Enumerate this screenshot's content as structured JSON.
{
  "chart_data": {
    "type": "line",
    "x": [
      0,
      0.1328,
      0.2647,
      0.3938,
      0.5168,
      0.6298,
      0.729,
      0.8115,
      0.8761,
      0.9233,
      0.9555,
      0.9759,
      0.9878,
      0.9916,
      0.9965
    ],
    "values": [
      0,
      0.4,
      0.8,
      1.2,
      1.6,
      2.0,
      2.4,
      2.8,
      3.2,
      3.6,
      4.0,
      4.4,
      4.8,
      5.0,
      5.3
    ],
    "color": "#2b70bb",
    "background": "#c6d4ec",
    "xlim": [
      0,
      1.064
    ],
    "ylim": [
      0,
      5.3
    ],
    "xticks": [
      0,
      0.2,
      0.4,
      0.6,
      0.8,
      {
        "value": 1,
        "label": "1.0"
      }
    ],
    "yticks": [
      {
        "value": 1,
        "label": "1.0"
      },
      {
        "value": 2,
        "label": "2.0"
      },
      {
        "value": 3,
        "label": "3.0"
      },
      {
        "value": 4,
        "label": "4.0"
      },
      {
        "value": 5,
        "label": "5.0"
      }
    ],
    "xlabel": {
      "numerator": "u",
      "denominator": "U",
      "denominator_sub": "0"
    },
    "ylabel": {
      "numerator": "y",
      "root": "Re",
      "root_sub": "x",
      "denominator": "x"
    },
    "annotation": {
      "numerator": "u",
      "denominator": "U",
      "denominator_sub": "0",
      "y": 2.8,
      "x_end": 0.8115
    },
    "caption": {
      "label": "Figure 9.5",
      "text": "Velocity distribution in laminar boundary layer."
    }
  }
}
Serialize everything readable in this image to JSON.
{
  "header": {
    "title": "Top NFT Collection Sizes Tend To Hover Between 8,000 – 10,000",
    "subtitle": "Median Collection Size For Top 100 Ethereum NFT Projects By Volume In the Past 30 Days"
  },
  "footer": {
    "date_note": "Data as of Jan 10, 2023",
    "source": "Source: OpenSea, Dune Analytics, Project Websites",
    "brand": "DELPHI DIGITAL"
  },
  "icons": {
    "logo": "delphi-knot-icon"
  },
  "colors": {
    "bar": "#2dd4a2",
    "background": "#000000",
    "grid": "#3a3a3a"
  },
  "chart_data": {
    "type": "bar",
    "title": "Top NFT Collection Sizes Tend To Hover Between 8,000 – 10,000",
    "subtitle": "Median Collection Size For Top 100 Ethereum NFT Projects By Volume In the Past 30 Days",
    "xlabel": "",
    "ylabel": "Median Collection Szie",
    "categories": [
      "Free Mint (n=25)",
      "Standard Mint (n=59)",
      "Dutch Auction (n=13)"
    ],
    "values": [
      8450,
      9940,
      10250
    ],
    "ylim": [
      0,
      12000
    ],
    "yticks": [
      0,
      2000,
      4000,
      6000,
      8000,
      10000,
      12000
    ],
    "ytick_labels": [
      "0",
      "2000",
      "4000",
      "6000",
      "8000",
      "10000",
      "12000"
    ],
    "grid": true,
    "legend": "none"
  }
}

^^^^^^^^^^^^^^^^

Using the records above, list each line that includes "Past".

    "subtitle": "Median Collection Size For Top 100 Ethereum NFT Projects By Volume In the Past 30 Days"
    "subtitle": "Median Collection Size For Top 100 Ethereum NFT Projects By Volume In the Past 30 Days",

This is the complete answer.